_WORK INSTRUCTIONS_.
Repeat every entry in the listing below, exactly.
========
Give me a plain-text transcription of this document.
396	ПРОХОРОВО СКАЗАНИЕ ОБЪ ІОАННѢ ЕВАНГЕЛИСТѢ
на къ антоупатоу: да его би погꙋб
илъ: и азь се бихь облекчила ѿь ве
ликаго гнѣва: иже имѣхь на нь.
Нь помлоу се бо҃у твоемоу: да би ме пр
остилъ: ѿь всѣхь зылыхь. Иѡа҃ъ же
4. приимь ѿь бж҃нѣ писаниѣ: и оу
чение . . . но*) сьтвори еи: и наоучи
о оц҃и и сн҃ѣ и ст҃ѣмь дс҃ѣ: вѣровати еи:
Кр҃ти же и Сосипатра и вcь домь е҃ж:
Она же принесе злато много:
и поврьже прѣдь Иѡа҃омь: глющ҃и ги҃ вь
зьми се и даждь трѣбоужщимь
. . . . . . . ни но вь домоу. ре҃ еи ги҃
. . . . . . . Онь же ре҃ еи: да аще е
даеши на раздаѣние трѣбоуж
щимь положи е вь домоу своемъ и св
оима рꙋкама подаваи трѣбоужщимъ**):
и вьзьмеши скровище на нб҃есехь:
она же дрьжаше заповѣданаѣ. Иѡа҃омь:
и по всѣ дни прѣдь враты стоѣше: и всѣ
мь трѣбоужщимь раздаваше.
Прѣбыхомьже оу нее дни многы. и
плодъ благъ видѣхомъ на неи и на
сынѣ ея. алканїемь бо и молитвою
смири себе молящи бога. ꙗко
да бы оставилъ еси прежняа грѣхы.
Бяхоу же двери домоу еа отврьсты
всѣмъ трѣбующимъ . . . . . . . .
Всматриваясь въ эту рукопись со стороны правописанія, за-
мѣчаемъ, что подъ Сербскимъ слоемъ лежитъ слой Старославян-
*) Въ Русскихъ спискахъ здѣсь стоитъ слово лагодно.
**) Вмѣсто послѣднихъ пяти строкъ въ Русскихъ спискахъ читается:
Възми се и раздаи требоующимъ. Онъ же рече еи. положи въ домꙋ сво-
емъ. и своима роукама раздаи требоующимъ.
========
_CORRECT RESULT_.
Give me a plain-text transcription of this document.
396	ПРОХОРОВО СКАЗАНИЕ ОБЪ ІОАННѢ ЕВАНГЕЛИСТѢ
на къ антоупатоу: да его би погꙋб
илъ: и азь се бихь облекчила ѿь ве
ликаго гнѣва: иже имѣхь на нь.
Нь помлоу се бо҃у твоемоу: да би ме пр
остилъ: ѿь всѣхь зылыхь. Иѡа҃ъ же
4. приимь ѿь бж҃нѣ писаниѣ: и оу
чение . . . но*) сьтвори еи: и наоучи
о оц҃и и сн҃ѣ и ст҃ѣмь дс҃ѣ: вѣровати еи:
Кр҃ти же и Сосипатра и вcь домь е҃ж:
Она же принесе злато много:
и поврьже прѣдь Иѡа҃омь: глющ҃и ги҃ вь
зьми се и даждь трѣбоужщимь
. . . . . . . ни но вь домоу. ре҃ еи ги҃
. . . . . . . Онь же ре҃ еи: да аще е
даеши на раздаѣние трѣбоуж
щимь положи е вь домоу своемъ и св
оима рꙋкама подаваи трѣбоужщимъ**):
и вьзьмеши скровище на нб҃есехь:
она же дрьжаше заповѣданаѣ. Иѡа҃омь:
и по всѣ дни прѣдь враты стоѣше: и всѣ
мь трѣбоужщимь раздаваше.
Прѣбыхомьже оу нее дни многы. и
плодъ благъ видѣхомъ на неи и на
сынѣ ея. алканїемь бо и молитвою
смири себе молящи бога. ꙗко
да бы оставилъ еси прежняа грѣхы.
Бяхоу же двери домоу еа отврьсты
всѣмъ трѣбующимъ . . . . . . . .
Всматриваясь въ эту рукопись со стороны правописанія, за-
мѣчаемъ, что подъ Сербскимъ слоемъ лежитъ слой Старославян-
*) Въ Русскихъ спискахъ здѣсь стоитъ слово лагодно.
**) Вмѣсто послѣднихъ пяти строкъ въ Русскихъ спискахъ читается:
Възми се и раздаи требоующимъ. Онъ же рече еи. положи въ домꙋ сво-
емъ. и своима роукама раздаи требоующимъ.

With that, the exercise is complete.